Entries from a visual dataset:
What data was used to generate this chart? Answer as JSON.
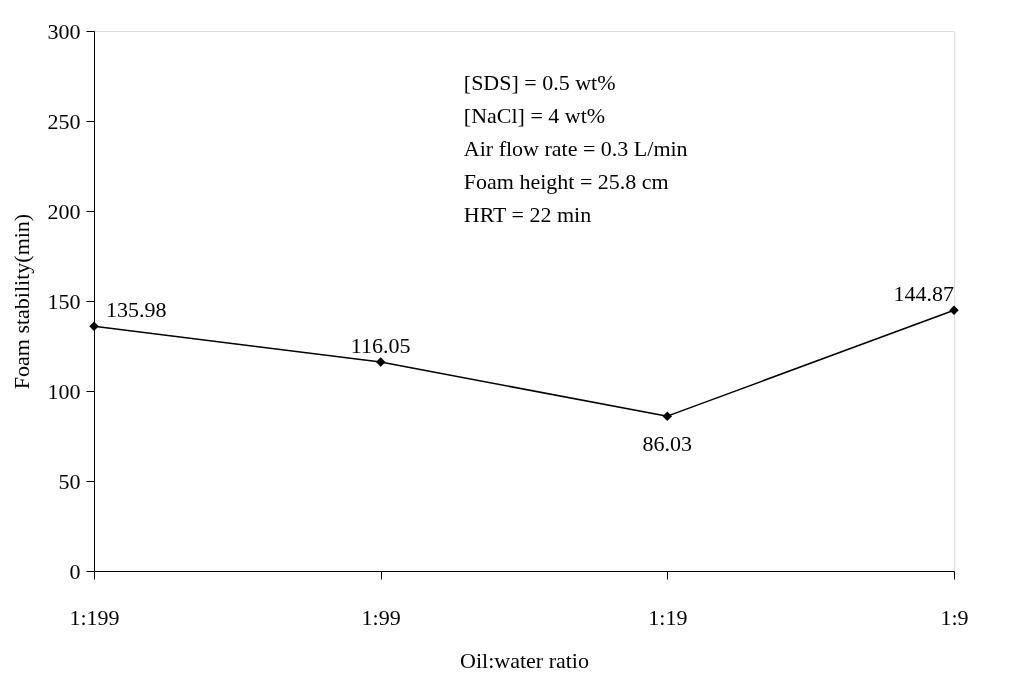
{
  "chart_data": {
    "type": "line",
    "xlabel": "Oil:water ratio",
    "ylabel": "Foam stability(min)",
    "categories": [
      "1:199",
      "1:99",
      "1:19",
      "1:9"
    ],
    "series": [
      {
        "color": "#000000",
        "values": [
          135.98,
          116.05,
          86.03,
          144.87
        ]
      }
    ],
    "ylim": [
      0,
      300
    ],
    "yticks": [
      0,
      50,
      100,
      150,
      200,
      250,
      300
    ],
    "grid": false,
    "marker": "diamond",
    "line_style": "solid",
    "data_labels": true,
    "annotations": [
      "[SDS] = 0.5 wt%",
      "[NaCl] = 4 wt%",
      "Air flow rate = 0.3 L/min",
      "Foam height = 25.8 cm",
      "HRT = 22 min"
    ]
  }
}
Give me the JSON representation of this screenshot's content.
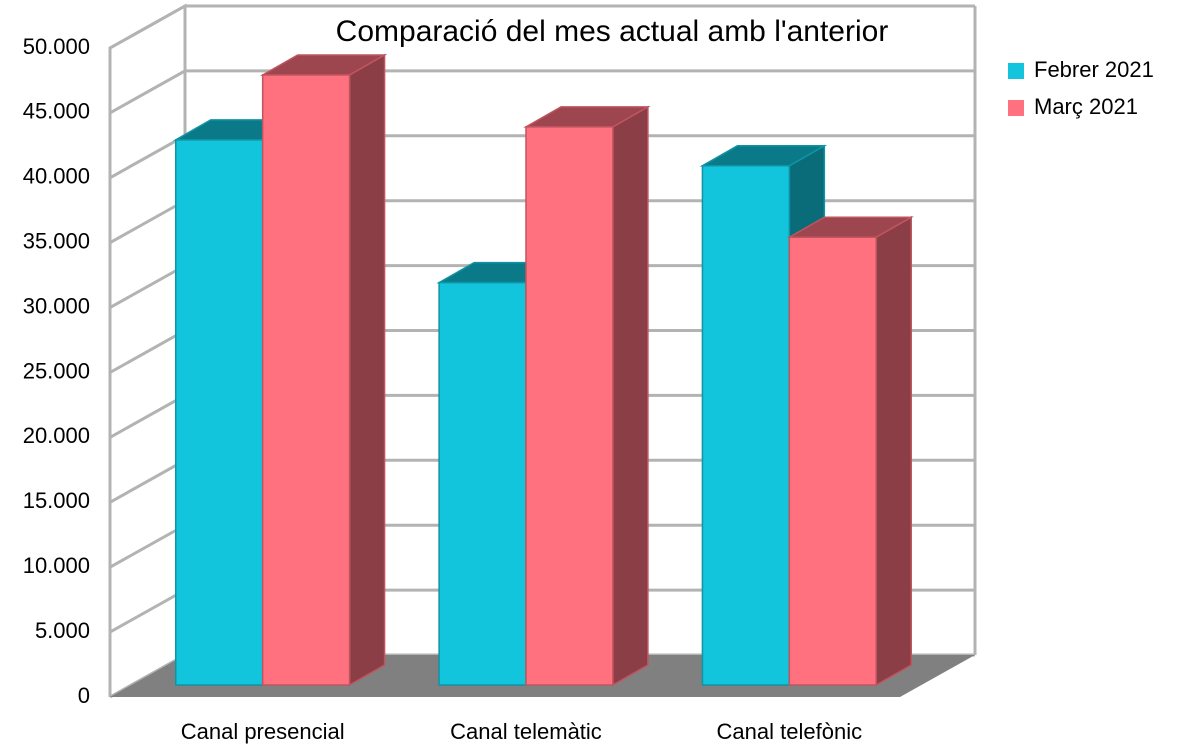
{
  "chart_data": {
    "type": "bar3d",
    "title": "Comparació del mes actual amb l'anterior",
    "categories": [
      "Canal presencial",
      "Canal telemàtic",
      "Canal telefònic"
    ],
    "series": [
      {
        "name": "Febrer 2021",
        "color": "#12c5dc",
        "values": [
          42000,
          31000,
          40000
        ]
      },
      {
        "name": "Març 2021",
        "color": "#ff717f",
        "values": [
          47000,
          43000,
          34500
        ]
      }
    ],
    "ylim": [
      0,
      50000
    ],
    "yticks": [
      0,
      {
        "value": 5000,
        "label": "5.000"
      },
      {
        "value": 10000,
        "label": "10.000"
      },
      {
        "value": 15000,
        "label": "15.000"
      },
      {
        "value": 20000,
        "label": "20.000"
      },
      {
        "value": 25000,
        "label": "25.000"
      },
      {
        "value": 30000,
        "label": "30.000"
      },
      {
        "value": 35000,
        "label": "35.000"
      },
      {
        "value": 40000,
        "label": "40.000"
      },
      {
        "value": 45000,
        "label": "45.000"
      },
      {
        "value": 50000,
        "label": "50.000"
      }
    ],
    "grid": true
  }
}
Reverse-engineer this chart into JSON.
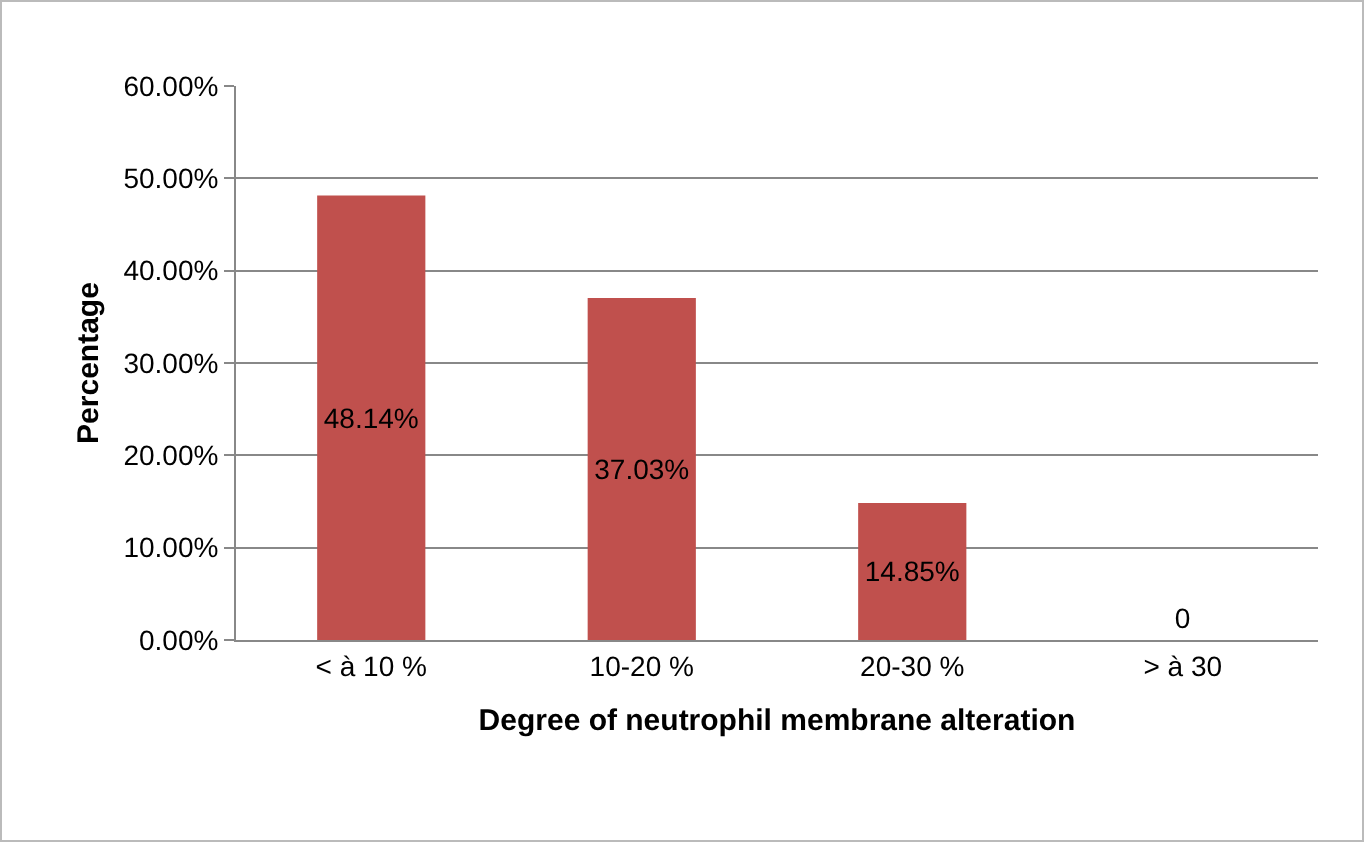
{
  "chart_data": {
    "type": "bar",
    "xlabel": "Degree of neutrophil membrane alteration",
    "ylabel": "Percentage",
    "categories": [
      "< à 10 %",
      "10-20 %",
      "20-30 %",
      "> à 30"
    ],
    "values": [
      48.14,
      37.03,
      14.85,
      0
    ],
    "value_labels": [
      "48.14%",
      "37.03%",
      "14.85%",
      "0"
    ],
    "color": "#c0504d",
    "ylim": [
      0,
      60
    ],
    "yticks": [
      {
        "value": 0,
        "label": "0.00%"
      },
      {
        "value": 10,
        "label": "10.00%"
      },
      {
        "value": 20,
        "label": "20.00%"
      },
      {
        "value": 30,
        "label": "30.00%"
      },
      {
        "value": 40,
        "label": "40.00%"
      },
      {
        "value": 50,
        "label": "50.00%"
      },
      {
        "value": 60,
        "label": "60.00%"
      }
    ],
    "grid": "y"
  }
}
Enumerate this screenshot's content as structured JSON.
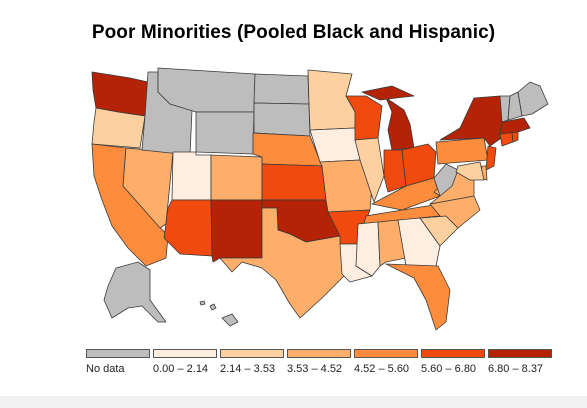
{
  "title": "Poor Minorities (Pooled Black and Hispanic)",
  "colors": {
    "no_data": "#bdbdbd",
    "bin1": "#fdeee0",
    "bin2": "#fdd0a0",
    "bin3": "#fdae6b",
    "bin4": "#fd8d3c",
    "bin5": "#f04a0e",
    "bin6": "#b42306"
  },
  "legend": [
    {
      "label": "No data",
      "color_key": "no_data"
    },
    {
      "label": "0.00 – 2.14",
      "color_key": "bin1"
    },
    {
      "label": "2.14 – 3.53",
      "color_key": "bin2"
    },
    {
      "label": "3.53 – 4.52",
      "color_key": "bin3"
    },
    {
      "label": "4.52 – 5.60",
      "color_key": "bin4"
    },
    {
      "label": "5.60 – 6.80",
      "color_key": "bin5"
    },
    {
      "label": "6.80 – 8.37",
      "color_key": "bin6"
    }
  ],
  "states": {
    "WA": "bin6",
    "OR": "bin2",
    "CA": "bin4",
    "NV": "bin3",
    "ID": "no_data",
    "MT": "no_data",
    "WY": "no_data",
    "UT": "bin1",
    "AZ": "bin5",
    "CO": "bin3",
    "NM": "bin6",
    "ND": "no_data",
    "SD": "no_data",
    "NE": "bin4",
    "KS": "bin5",
    "OK": "bin6",
    "TX": "bin3",
    "MN": "bin2",
    "IA": "bin1",
    "MO": "bin3",
    "AR": "bin5",
    "LA": "bin1",
    "WI": "bin5",
    "IL": "bin2",
    "MI": "bin6",
    "IN": "bin5",
    "OH": "bin5",
    "KY": "bin4",
    "TN": "bin4",
    "MS": "bin1",
    "AL": "bin3",
    "GA": "bin1",
    "FL": "bin4",
    "SC": "bin2",
    "NC": "bin3",
    "VA": "bin3",
    "WV": "no_data",
    "PA": "bin4",
    "NY": "bin6",
    "VT": "no_data",
    "NH": "no_data",
    "ME": "no_data",
    "MA": "bin6",
    "CT": "bin5",
    "RI": "bin5",
    "NJ": "bin5",
    "DE": "bin3",
    "MD": "bin2",
    "AK": "no_data",
    "HI": "no_data"
  }
}
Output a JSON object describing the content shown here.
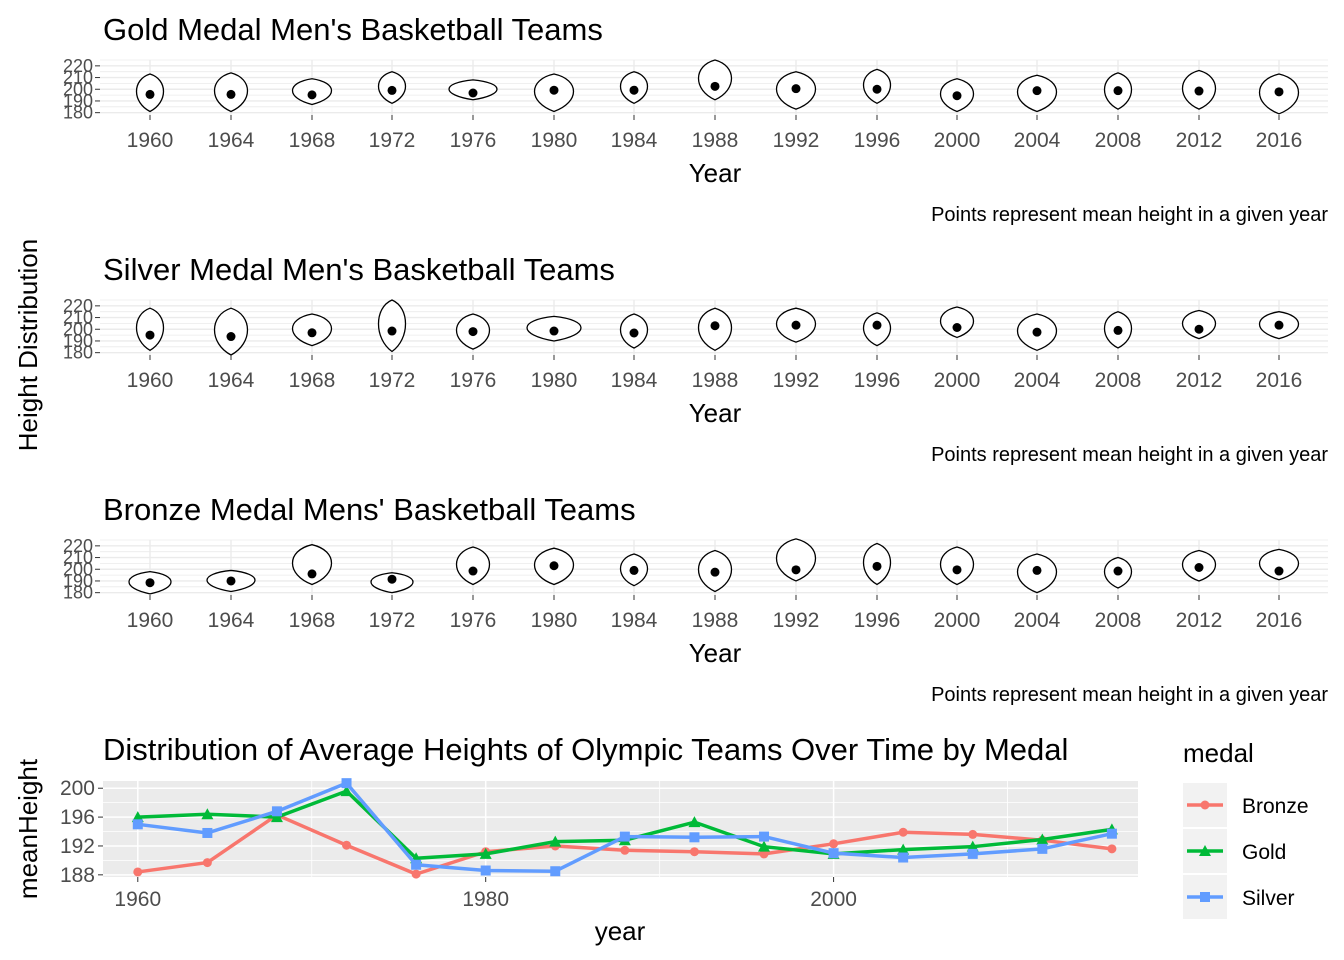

## REQUIRED TASK
Go through the entries above and output them exactly, without pictures.

## ANSWER TO THIS PROBLEM
What data was used to generate this chart? Answer as JSON.
{
  "chart_data": {
    "type": "line",
    "xlabel": "Oil:water ratio",
    "ylabel": "Foam stability(min)",
    "categories": [
      "1:199",
      "1:99",
      "1:19",
      "1:9"
    ],
    "series": [
      {
        "color": "#000000",
        "values": [
          135.98,
          116.05,
          86.03,
          144.87
        ]
      }
    ],
    "ylim": [
      0,
      300
    ],
    "yticks": [
      0,
      50,
      100,
      150,
      200,
      250,
      300
    ],
    "grid": false,
    "marker": "diamond",
    "line_style": "solid",
    "data_labels": true,
    "annotations": [
      "[SDS] = 0.5 wt%",
      "[NaCl] = 4 wt%",
      "Air flow rate = 0.3 L/min",
      "Foam height = 25.8 cm",
      "HRT = 22 min"
    ]
  }
}
Give me the JSON representation of this screenshot's content.
{
  "chart_data": {
    "type": "bar3d",
    "title": "Comparació del mes actual amb l'anterior",
    "categories": [
      "Canal presencial",
      "Canal telemàtic",
      "Canal telefònic"
    ],
    "series": [
      {
        "name": "Febrer 2021",
        "color": "#12c5dc",
        "values": [
          42000,
          31000,
          40000
        ]
      },
      {
        "name": "Març 2021",
        "color": "#ff717f",
        "values": [
          47000,
          43000,
          34500
        ]
      }
    ],
    "ylim": [
      0,
      50000
    ],
    "yticks": [
      0,
      {
        "value": 5000,
        "label": "5.000"
      },
      {
        "value": 10000,
        "label": "10.000"
      },
      {
        "value": 15000,
        "label": "15.000"
      },
      {
        "value": 20000,
        "label": "20.000"
      },
      {
        "value": 25000,
        "label": "25.000"
      },
      {
        "value": 30000,
        "label": "30.000"
      },
      {
        "value": 35000,
        "label": "35.000"
      },
      {
        "value": 40000,
        "label": "40.000"
      },
      {
        "value": 45000,
        "label": "45.000"
      },
      {
        "value": 50000,
        "label": "50.000"
      }
    ],
    "grid": true
  }
}
Reverse-engineer this chart into JSON.
{
  "chart_data": {
    "type": "bar",
    "xlabel": "Degree of neutrophil membrane alteration",
    "ylabel": "Percentage",
    "categories": [
      "< à 10 %",
      "10-20 %",
      "20-30 %",
      "> à 30"
    ],
    "values": [
      48.14,
      37.03,
      14.85,
      0
    ],
    "value_labels": [
      "48.14%",
      "37.03%",
      "14.85%",
      "0"
    ],
    "color": "#c0504d",
    "ylim": [
      0,
      60
    ],
    "yticks": [
      {
        "value": 0,
        "label": "0.00%"
      },
      {
        "value": 10,
        "label": "10.00%"
      },
      {
        "value": 20,
        "label": "20.00%"
      },
      {
        "value": 30,
        "label": "30.00%"
      },
      {
        "value": 40,
        "label": "40.00%"
      },
      {
        "value": 50,
        "label": "50.00%"
      },
      {
        "value": 60,
        "label": "60.00%"
      }
    ],
    "grid": "y"
  }
}
Enumerate this screenshot's content as structured JSON.
{
  "title": "Poor Minorities (Pooled Black and Hispanic)",
  "colors": {
    "no_data": "#bdbdbd",
    "bin1": "#fdeee0",
    "bin2": "#fdd0a0",
    "bin3": "#fdae6b",
    "bin4": "#fd8d3c",
    "bin5": "#f04a0e",
    "bin6": "#b42306"
  },
  "legend": [
    {
      "label": "No data",
      "color_key": "no_data"
    },
    {
      "label": "0.00 – 2.14",
      "color_key": "bin1"
    },
    {
      "label": "2.14 – 3.53",
      "color_key": "bin2"
    },
    {
      "label": "3.53 – 4.52",
      "color_key": "bin3"
    },
    {
      "label": "4.52 – 5.60",
      "color_key": "bin4"
    },
    {
      "label": "5.60 – 6.80",
      "color_key": "bin5"
    },
    {
      "label": "6.80 – 8.37",
      "color_key": "bin6"
    }
  ],
  "states": {
    "WA": "bin6",
    "OR": "bin2",
    "CA": "bin4",
    "NV": "bin3",
    "ID": "no_data",
    "MT": "no_data",
    "WY": "no_data",
    "UT": "bin1",
    "AZ": "bin5",
    "CO": "bin3",
    "NM": "bin6",
    "ND": "no_data",
    "SD": "no_data",
    "NE": "bin4",
    "KS": "bin5",
    "OK": "bin6",
    "TX": "bin3",
    "MN": "bin2",
    "IA": "bin1",
    "MO": "bin3",
    "AR": "bin5",
    "LA": "bin1",
    "WI": "bin5",
    "IL": "bin2",
    "MI": "bin6",
    "IN": "bin5",
    "OH": "bin5",
    "KY": "bin4",
    "TN": "bin4",
    "MS": "bin1",
    "AL": "bin3",
    "GA": "bin1",
    "FL": "bin4",
    "SC": "bin2",
    "NC": "bin3",
    "VA": "bin3",
    "WV": "no_data",
    "PA": "bin4",
    "NY": "bin6",
    "VT": "no_data",
    "NH": "no_data",
    "ME": "no_data",
    "MA": "bin6",
    "CT": "bin5",
    "RI": "bin5",
    "NJ": "bin5",
    "DE": "bin3",
    "MD": "bin2",
    "AK": "no_data",
    "HI": "no_data"
  }
}
Output a JSON object describing the content shown here.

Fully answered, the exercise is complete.